- Aim
Below are some records. Say how many of their lines include the string "this", giving only the number.

╭─ Information given

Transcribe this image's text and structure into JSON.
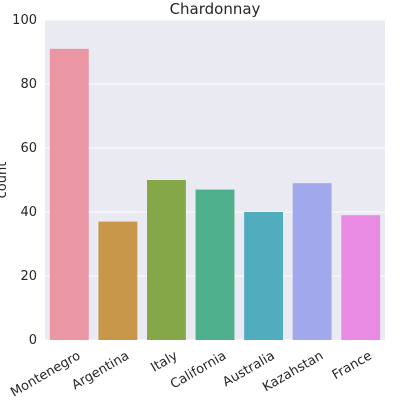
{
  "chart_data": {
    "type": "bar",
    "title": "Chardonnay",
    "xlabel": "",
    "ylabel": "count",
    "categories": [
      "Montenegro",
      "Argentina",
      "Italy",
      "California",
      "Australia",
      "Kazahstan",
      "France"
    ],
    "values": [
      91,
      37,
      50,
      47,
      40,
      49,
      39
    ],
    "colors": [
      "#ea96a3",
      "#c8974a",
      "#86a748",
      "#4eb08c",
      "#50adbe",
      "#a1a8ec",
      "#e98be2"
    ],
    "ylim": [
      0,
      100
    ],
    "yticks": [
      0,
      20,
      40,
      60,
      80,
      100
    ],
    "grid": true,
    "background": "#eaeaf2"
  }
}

╰─
╭─ Information given

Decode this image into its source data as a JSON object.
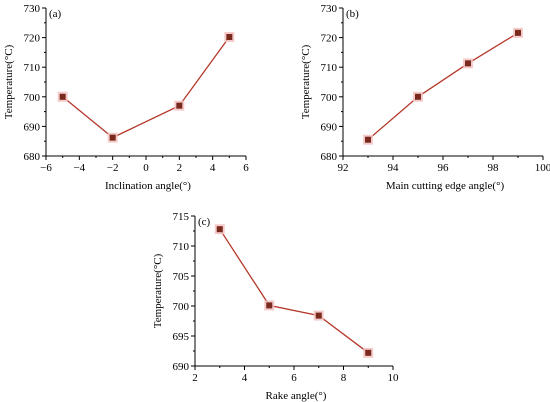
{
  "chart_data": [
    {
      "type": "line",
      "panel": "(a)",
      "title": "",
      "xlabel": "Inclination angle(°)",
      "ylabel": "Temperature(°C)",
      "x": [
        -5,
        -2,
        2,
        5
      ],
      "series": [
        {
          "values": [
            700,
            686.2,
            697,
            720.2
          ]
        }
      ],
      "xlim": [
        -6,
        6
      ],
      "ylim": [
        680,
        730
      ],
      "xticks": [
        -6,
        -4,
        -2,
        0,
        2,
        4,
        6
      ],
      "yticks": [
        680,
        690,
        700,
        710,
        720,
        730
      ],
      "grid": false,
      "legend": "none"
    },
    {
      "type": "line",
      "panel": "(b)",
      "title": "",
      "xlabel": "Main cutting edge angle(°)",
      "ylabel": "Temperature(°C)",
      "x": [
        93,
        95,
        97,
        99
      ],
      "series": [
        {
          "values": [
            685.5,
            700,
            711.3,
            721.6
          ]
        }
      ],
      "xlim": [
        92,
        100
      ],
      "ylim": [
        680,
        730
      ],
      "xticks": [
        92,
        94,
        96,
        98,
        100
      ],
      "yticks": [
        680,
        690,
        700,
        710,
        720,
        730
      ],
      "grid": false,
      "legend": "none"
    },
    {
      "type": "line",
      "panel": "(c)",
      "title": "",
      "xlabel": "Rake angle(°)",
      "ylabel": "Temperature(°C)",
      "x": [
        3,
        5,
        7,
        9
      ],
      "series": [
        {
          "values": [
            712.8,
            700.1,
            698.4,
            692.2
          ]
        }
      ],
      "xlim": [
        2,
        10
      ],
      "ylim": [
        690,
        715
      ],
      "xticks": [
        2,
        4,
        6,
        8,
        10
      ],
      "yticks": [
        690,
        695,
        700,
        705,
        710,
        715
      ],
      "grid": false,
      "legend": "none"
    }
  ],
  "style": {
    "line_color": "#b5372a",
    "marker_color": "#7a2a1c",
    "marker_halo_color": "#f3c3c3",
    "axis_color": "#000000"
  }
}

╰─

- Task response
2